REQUIREMENT: Copy the data exactly as it appears, and do not include any pictures.

DATA EXTRACT:
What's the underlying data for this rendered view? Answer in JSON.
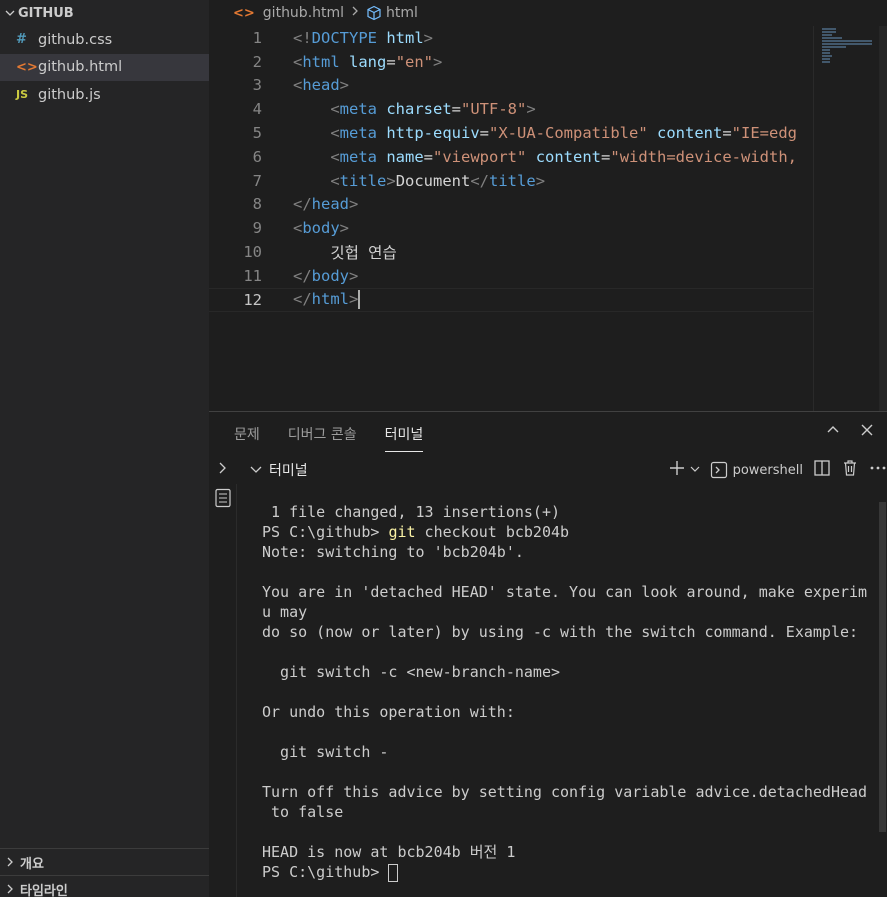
{
  "sidebar": {
    "folder": "GITHUB",
    "files": [
      {
        "icon": "#",
        "name": "github.css",
        "type": "css"
      },
      {
        "icon": "<>",
        "name": "github.html",
        "type": "html",
        "active": true
      },
      {
        "icon": "JS",
        "name": "github.js",
        "type": "js"
      }
    ],
    "outline": "개요",
    "timeline": "타임라인"
  },
  "breadcrumb": {
    "file": "github.html",
    "symbol": "html"
  },
  "editor": {
    "line_numbers": [
      "1",
      "2",
      "3",
      "4",
      "5",
      "6",
      "7",
      "8",
      "9",
      "10",
      "11",
      "12"
    ],
    "current_line": 12,
    "body_text": "깃헙 연습"
  },
  "panel": {
    "tabs": [
      "문제",
      "디버그 콘솔",
      "터미널"
    ],
    "active_tab": "터미널",
    "terminal_title": "터미널",
    "shell": "powershell"
  },
  "terminal": {
    "lines": [
      " 1 file changed, 13 insertions(+)",
      "PS C:\\github> ",
      "Note: switching to 'bcb204b'.",
      "",
      "You are in 'detached HEAD' state. You can look around, make experim",
      "u may",
      "do so (now or later) by using -c with the switch command. Example:",
      "",
      "  git switch -c <new-branch-name>",
      "",
      "Or undo this operation with:",
      "",
      "  git switch -",
      "",
      "Turn off this advice by setting config variable advice.detachedHead",
      " to false",
      "",
      "HEAD is now at bcb204b 버전 1",
      "PS C:\\github> "
    ],
    "git_cmd": "git",
    "git_args": " checkout bcb204b"
  },
  "colors": {
    "sidebar_bg": "#252526",
    "editor_bg": "#1e1e1e",
    "tag": "#569cd6",
    "attr": "#9cdcfe",
    "string": "#ce9178",
    "git_cmd": "#f9f1a5"
  }
}
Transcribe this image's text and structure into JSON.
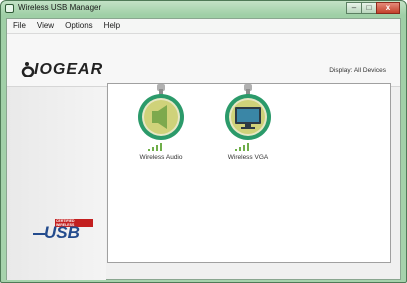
{
  "window": {
    "title": "Wireless USB Manager"
  },
  "menu": [
    "File",
    "View",
    "Options",
    "Help"
  ],
  "header": {
    "brand": "IOGEAR",
    "display_label": "Display: All Devices"
  },
  "sidebar": {
    "usb_logo_text": "USB",
    "usb_badge": "CERTIFIED WIRELESS"
  },
  "devices": [
    {
      "label": "Wireless Audio",
      "icon": "speaker-icon",
      "signal_level": 1.0
    },
    {
      "label": "Wireless VGA",
      "icon": "monitor-icon",
      "signal_level": 1.0
    }
  ],
  "colors": {
    "titlebar": "#a6d2ac",
    "accent": "#2b9a6a",
    "usb_blue": "#234b8d"
  }
}
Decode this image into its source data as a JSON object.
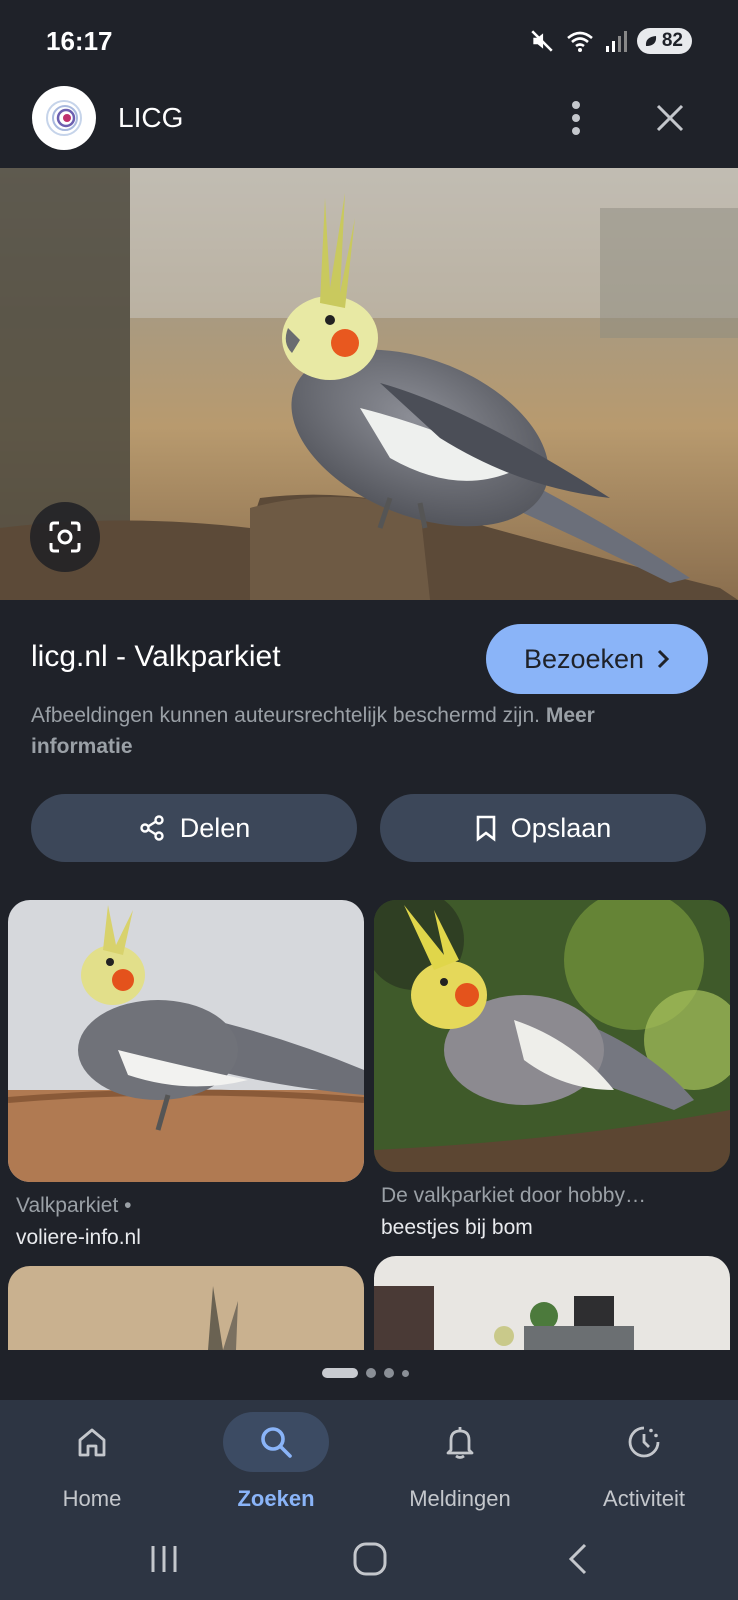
{
  "status": {
    "time": "16:17",
    "battery": "82",
    "icons": [
      "mute-icon",
      "wifi-icon",
      "signal-icon",
      "battery-icon"
    ]
  },
  "header": {
    "title": "LICG",
    "menu_icon": "more-vert-icon",
    "close_icon": "close-icon"
  },
  "result": {
    "title": "licg.nl - Valkparkiet",
    "visit_label": "Bezoeken",
    "copyright_text": "Afbeeldingen kunnen auteursrechtelijk beschermd zijn.",
    "copyright_link": "Meer informatie",
    "share_label": "Delen",
    "save_label": "Opslaan"
  },
  "related": [
    {
      "title": "Valkparkiet •",
      "source": "voliere-info.nl"
    },
    {
      "title": "De valkparkiet door hobby…",
      "source": "beestjes bij bom"
    }
  ],
  "nav": {
    "items": [
      {
        "label": "Home",
        "icon": "home-icon"
      },
      {
        "label": "Zoeken",
        "icon": "search-icon"
      },
      {
        "label": "Meldingen",
        "icon": "bell-icon"
      },
      {
        "label": "Activiteit",
        "icon": "activity-icon"
      }
    ],
    "active": "Zoeken"
  },
  "colors": {
    "accent": "#8ab4f8",
    "background": "#1f2229",
    "button": "#3c4759",
    "nav": "#2d3543"
  }
}
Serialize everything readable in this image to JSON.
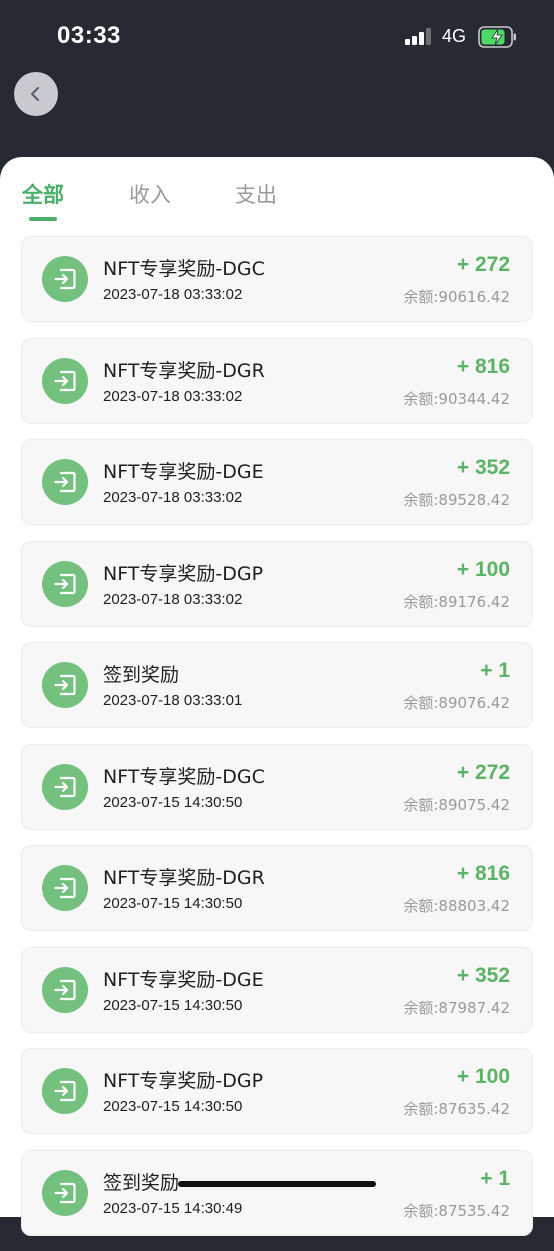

TASK ANSWER:
What's the underlying data for this rendered view? Answer in JSON.
{
  "sidebar": {
    "folder": "GITHUB",
    "files": [
      {
        "icon": "#",
        "name": "github.css",
        "type": "css"
      },
      {
        "icon": "<>",
        "name": "github.html",
        "type": "html",
        "active": true
      },
      {
        "icon": "JS",
        "name": "github.js",
        "type": "js"
      }
    ],
    "outline": "개요",
    "timeline": "타임라인"
  },
  "breadcrumb": {
    "file": "github.html",
    "symbol": "html"
  },
  "editor": {
    "line_numbers": [
      "1",
      "2",
      "3",
      "4",
      "5",
      "6",
      "7",
      "8",
      "9",
      "10",
      "11",
      "12"
    ],
    "current_line": 12,
    "body_text": "깃헙 연습"
  },
  "panel": {
    "tabs": [
      "문제",
      "디버그 콘솔",
      "터미널"
    ],
    "active_tab": "터미널",
    "terminal_title": "터미널",
    "shell": "powershell"
  },
  "terminal": {
    "lines": [
      " 1 file changed, 13 insertions(+)",
      "PS C:\\github> ",
      "Note: switching to 'bcb204b'.",
      "",
      "You are in 'detached HEAD' state. You can look around, make experim",
      "u may",
      "do so (now or later) by using -c with the switch command. Example:",
      "",
      "  git switch -c <new-branch-name>",
      "",
      "Or undo this operation with:",
      "",
      "  git switch -",
      "",
      "Turn off this advice by setting config variable advice.detachedHead",
      " to false",
      "",
      "HEAD is now at bcb204b 버전 1",
      "PS C:\\github> "
    ],
    "git_cmd": "git",
    "git_args": " checkout bcb204b"
  },
  "colors": {
    "sidebar_bg": "#252526",
    "editor_bg": "#1e1e1e",
    "tag": "#569cd6",
    "attr": "#9cdcfe",
    "string": "#ce9178",
    "git_cmd": "#f9f1a5"
  }
}
Transcribe this image's text and structure into JSON.
{
  "window": {
    "title": "Wireless USB Manager"
  },
  "menu": [
    "File",
    "View",
    "Options",
    "Help"
  ],
  "header": {
    "brand": "IOGEAR",
    "display_label": "Display: All Devices"
  },
  "sidebar": {
    "usb_logo_text": "USB",
    "usb_badge": "CERTIFIED WIRELESS"
  },
  "devices": [
    {
      "label": "Wireless Audio",
      "icon": "speaker-icon",
      "signal_level": 1.0
    },
    {
      "label": "Wireless VGA",
      "icon": "monitor-icon",
      "signal_level": 1.0
    }
  ],
  "colors": {
    "titlebar": "#a6d2ac",
    "accent": "#2b9a6a",
    "usb_blue": "#234b8d"
  }
}
Decode this image into its source data as a JSON object.
{
  "status": {
    "time": "16:17",
    "battery": "82",
    "icons": [
      "mute-icon",
      "wifi-icon",
      "signal-icon",
      "battery-icon"
    ]
  },
  "header": {
    "title": "LICG",
    "menu_icon": "more-vert-icon",
    "close_icon": "close-icon"
  },
  "result": {
    "title": "licg.nl - Valkparkiet",
    "visit_label": "Bezoeken",
    "copyright_text": "Afbeeldingen kunnen auteursrechtelijk beschermd zijn.",
    "copyright_link": "Meer informatie",
    "share_label": "Delen",
    "save_label": "Opslaan"
  },
  "related": [
    {
      "title": "Valkparkiet •",
      "source": "voliere-info.nl"
    },
    {
      "title": "De valkparkiet door hobby…",
      "source": "beestjes bij bom"
    }
  ],
  "nav": {
    "items": [
      {
        "label": "Home",
        "icon": "home-icon"
      },
      {
        "label": "Zoeken",
        "icon": "search-icon"
      },
      {
        "label": "Meldingen",
        "icon": "bell-icon"
      },
      {
        "label": "Activiteit",
        "icon": "activity-icon"
      }
    ],
    "active": "Zoeken"
  },
  "colors": {
    "accent": "#8ab4f8",
    "background": "#1f2229",
    "button": "#3c4759",
    "nav": "#2d3543"
  }
}
Serialize everything readable in this image to JSON.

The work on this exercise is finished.